__Data provided__.
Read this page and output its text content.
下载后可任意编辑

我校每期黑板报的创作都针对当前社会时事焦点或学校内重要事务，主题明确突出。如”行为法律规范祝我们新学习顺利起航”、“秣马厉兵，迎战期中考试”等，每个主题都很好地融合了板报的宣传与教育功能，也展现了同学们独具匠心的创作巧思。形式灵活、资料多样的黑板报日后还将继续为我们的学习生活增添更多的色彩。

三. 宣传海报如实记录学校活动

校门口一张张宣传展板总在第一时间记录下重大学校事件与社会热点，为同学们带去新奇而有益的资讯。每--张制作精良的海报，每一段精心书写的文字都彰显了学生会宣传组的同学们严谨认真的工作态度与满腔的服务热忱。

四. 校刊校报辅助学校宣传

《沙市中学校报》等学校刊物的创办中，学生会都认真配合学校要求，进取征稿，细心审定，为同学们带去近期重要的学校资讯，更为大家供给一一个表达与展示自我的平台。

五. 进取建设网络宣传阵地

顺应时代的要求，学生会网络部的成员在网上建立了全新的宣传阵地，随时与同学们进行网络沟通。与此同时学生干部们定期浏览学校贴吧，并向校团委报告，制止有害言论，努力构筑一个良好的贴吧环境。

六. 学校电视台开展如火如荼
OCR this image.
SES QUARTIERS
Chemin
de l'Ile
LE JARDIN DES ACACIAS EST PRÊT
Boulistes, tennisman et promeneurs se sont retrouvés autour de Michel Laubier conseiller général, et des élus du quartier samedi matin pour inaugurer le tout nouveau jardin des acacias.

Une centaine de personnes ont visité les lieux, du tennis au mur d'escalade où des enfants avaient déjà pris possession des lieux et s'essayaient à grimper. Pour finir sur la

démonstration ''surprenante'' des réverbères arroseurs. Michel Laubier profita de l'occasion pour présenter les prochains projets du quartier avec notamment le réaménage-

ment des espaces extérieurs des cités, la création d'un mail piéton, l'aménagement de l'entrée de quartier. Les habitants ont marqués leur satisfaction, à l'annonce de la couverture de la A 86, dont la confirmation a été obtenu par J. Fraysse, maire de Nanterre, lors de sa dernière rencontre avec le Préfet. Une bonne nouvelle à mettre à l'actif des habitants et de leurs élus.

__Requirement__.
All of the material above needs to be copied exactly.

__Expected output__.
Read this page and output its text content.
下载后可任意编辑

我校每期黑板报的创作都针对当前社会时事焦点或学校内重要事务，主题明确突出。如”行为法律规范祝我们新学习顺利起航”、“秣马厉兵，迎战期中考试”等，每个主题都很好地融合了板报的宣传与教育功能，也展现了同学们独具匠心的创作巧思。形式灵活、资料多样的黑板报日后还将继续为我们的学习生活增添更多的色彩。

三. 宣传海报如实记录学校活动

校门口一张张宣传展板总在第一时间记录下重大学校事件与社会热点，为同学们带去新奇而有益的资讯。每--张制作精良的海报，每一段精心书写的文字都彰显了学生会宣传组的同学们严谨认真的工作态度与满腔的服务热忱。

四. 校刊校报辅助学校宣传

《沙市中学校报》等学校刊物的创办中，学生会都认真配合学校要求，进取征稿，细心审定，为同学们带去近期重要的学校资讯，更为大家供给一一个表达与展示自我的平台。

五. 进取建设网络宣传阵地

顺应时代的要求，学生会网络部的成员在网上建立了全新的宣传阵地，随时与同学们进行网络沟通。与此同时学生干部们定期浏览学校贴吧，并向校团委报告，制止有害言论，努力构筑一个良好的贴吧环境。

六. 学校电视台开展如火如荼
OCR this image.
SES QUARTIERS
Chemin
de l'Ile
LE JARDIN DES ACACIAS EST PRÊT
Boulistes, tennisman et promeneurs se sont retrouvés autour de Michel Laubier conseiller général, et des élus du quartier samedi matin pour inaugurer le tout nouveau jardin des acacias.

Une centaine de personnes ont visité les lieux, du tennis au mur d'escalade où des enfants avaient déjà pris possession des lieux et s'essayaient à grimper. Pour finir sur la

démonstration ''surprenante'' des réverbères arroseurs. Michel Laubier profita de l'occasion pour présenter les prochains projets du quartier avec notamment le réaménage-

ment des espaces extérieurs des cités, la création d'un mail piéton, l'aménagement de l'entrée de quartier. Les habitants ont marqués leur satisfaction, à l'annonce de la couverture de la A 86, dont la confirmation a été obtenu par J. Fraysse, maire de Nanterre, lors de sa dernière rencontre avec le Préfet. Une bonne nouvelle à mettre à l'actif des habitants et de leurs élus.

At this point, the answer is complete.